-- START OF ROWS --

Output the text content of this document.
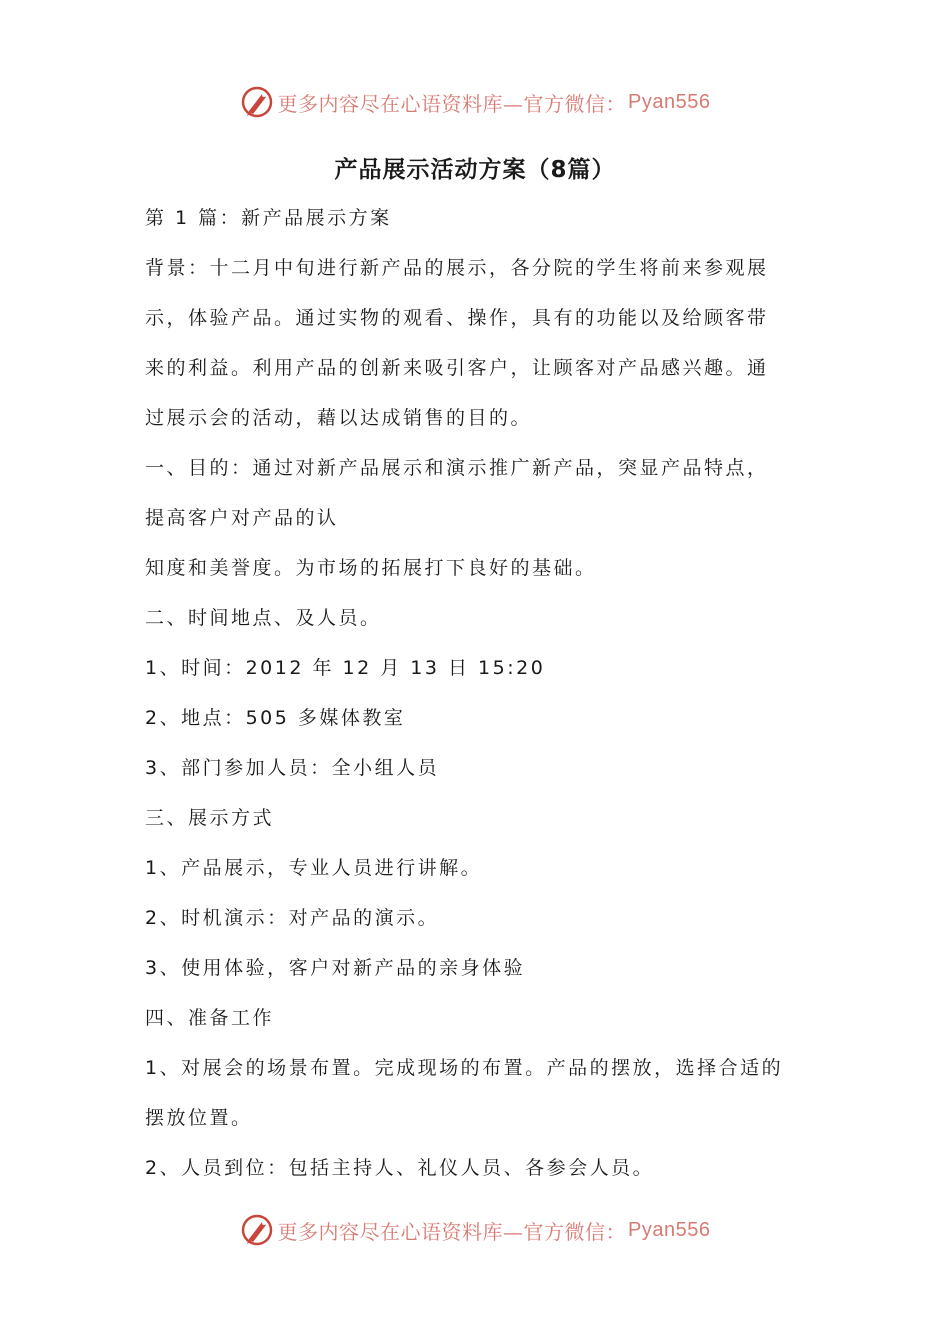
更多内容尽在心语资料库—官方微信： Pyan556
产品展示活动方案（8篇）

第 1 篇：新产品展示方案

背景：十二月中旬进行新产品的展示，各分院的学生将前来参观展

示，体验产品。通过实物的观看、操作，具有的功能以及给顾客带

来的利益。利用产品的创新来吸引客户，让顾客对产品感兴趣。通

过展示会的活动，藉以达成销售的目的。

一、目的：通过对新产品展示和演示推广新产品，突显产品特点，

提高客户对产品的认

知度和美誉度。为市场的拓展打下良好的基础。

二、时间地点、及人员。

1、时间：2012 年 12 月 13 日 15:20

2、地点：505 多媒体教室

3、部门参加人员：全小组人员

三、展示方式

1、产品展示，专业人员进行讲解。

2、时机演示：对产品的演示。

3、使用体验，客户对新产品的亲身体验

四、准备工作

1、对展会的场景布置。完成现场的布置。产品的摆放，选择合适的

摆放位置。

2、人员到位：包括主持人、礼仪人员、各参会人员。

更多内容尽在心语资料库—官方微信： Pyan556
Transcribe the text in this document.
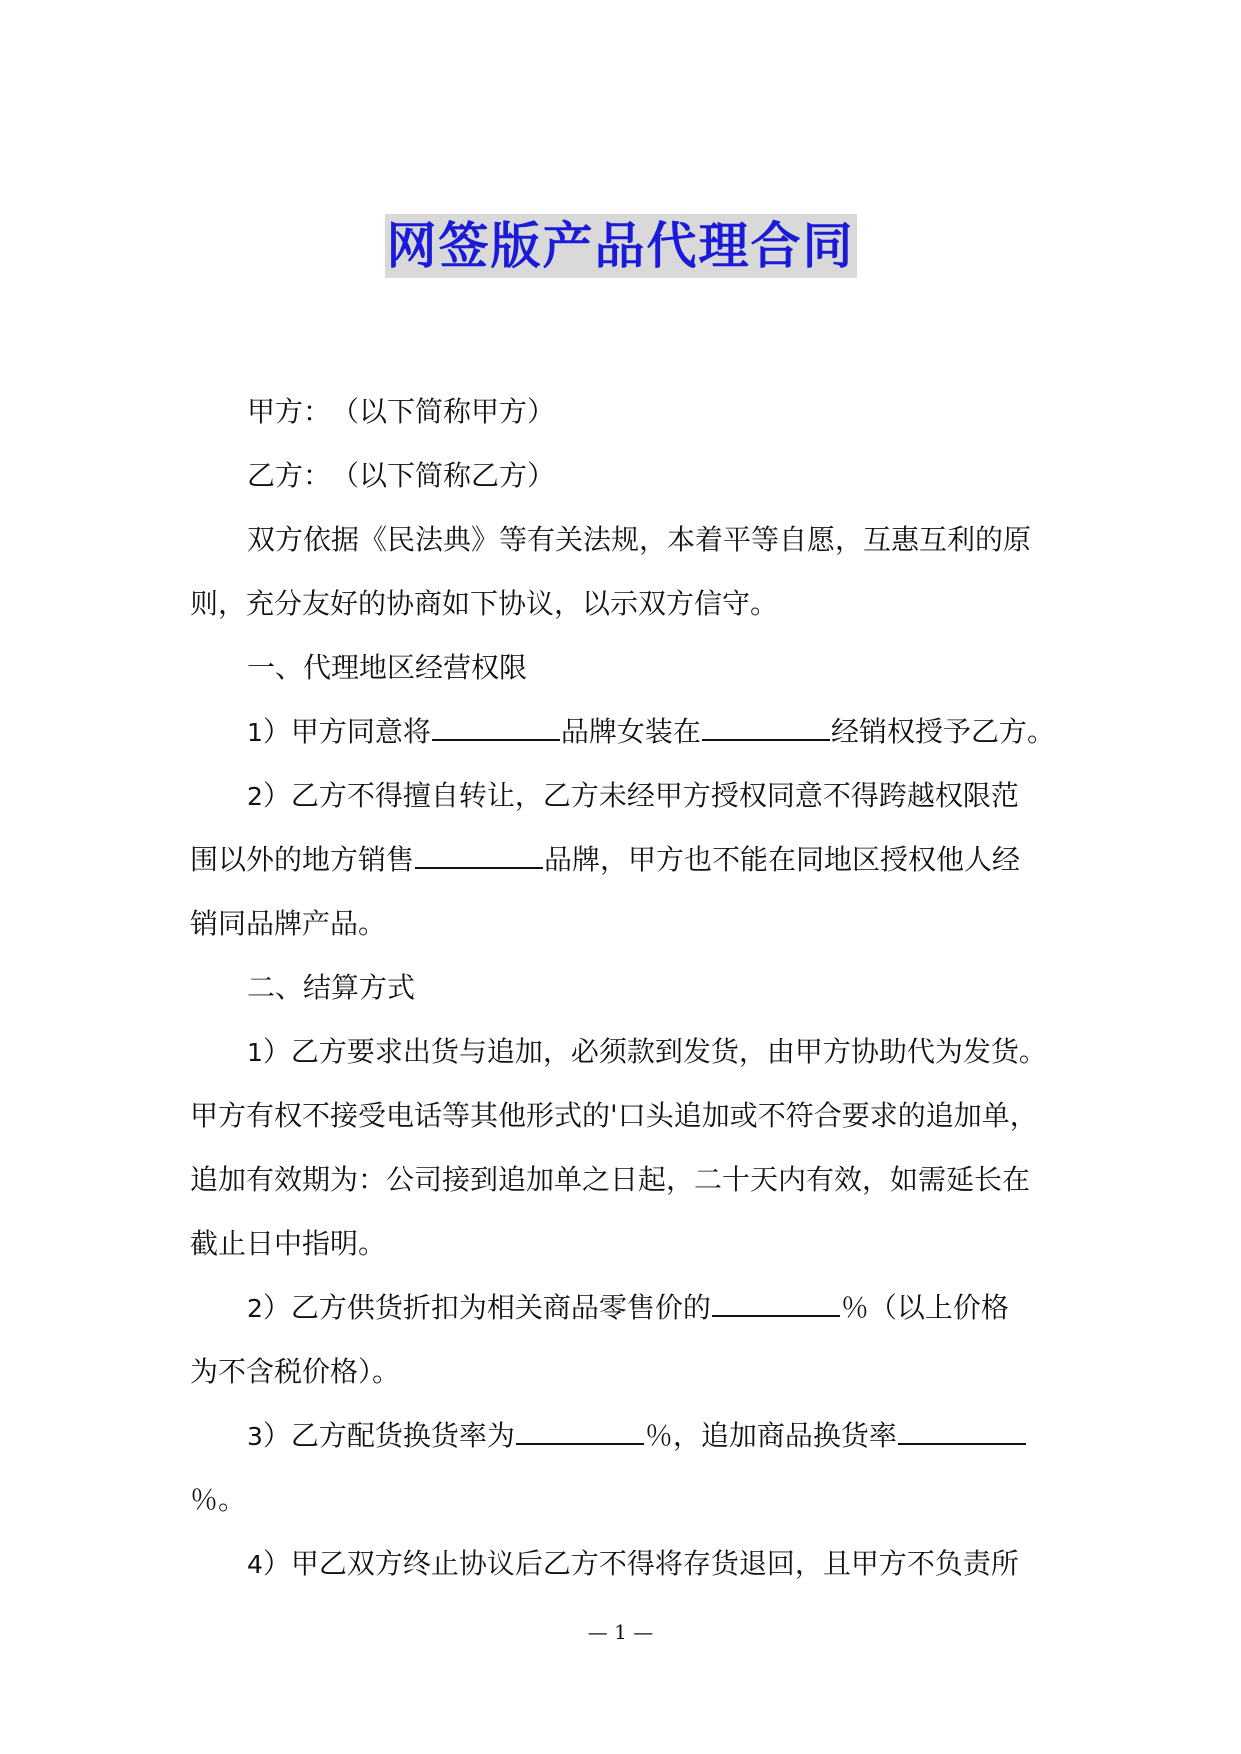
网签版产品代理合同
甲方：　（以下简称甲方）
乙方：　（以下简称乙方）
双方依据《民法典》等有关法规，本着平等自愿，互惠互利的原
则，充分友好的协商如下协议，以示双方信守。
一、代理地区经营权限
1）甲方同意将	品牌女装在	经销权授予乙方。
2）乙方不得擅自转让，乙方未经甲方授权同意不得跨越权限范
围以外的地方销售	品牌，甲方也不能在同地区授权他人经
销同品牌产品。
二、结算方式
1）乙方要求出货与追加，必须款到发货，由甲方协助代为发货。
甲方有权不接受电话等其他形式的'口头追加或不符合要求的追加单，
追加有效期为：公司接到追加单之日起，二十天内有效，如需延长在
截止日中指明。
2）乙方供货折扣为相关商品零售价的	％（以上价格
为不含税价格）。
3）乙方配货换货率为	％，追加商品换货率
％。
4）甲乙双方终止协议后乙方不得将存货退回，且甲方不负责所
— 1 —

-- END OF ROWS --

Search the entries for the word "this" and gather every line where it appears.

**EXERCISE OUTPUT**:
Output the text content of this document.
Transcribe the text in this document.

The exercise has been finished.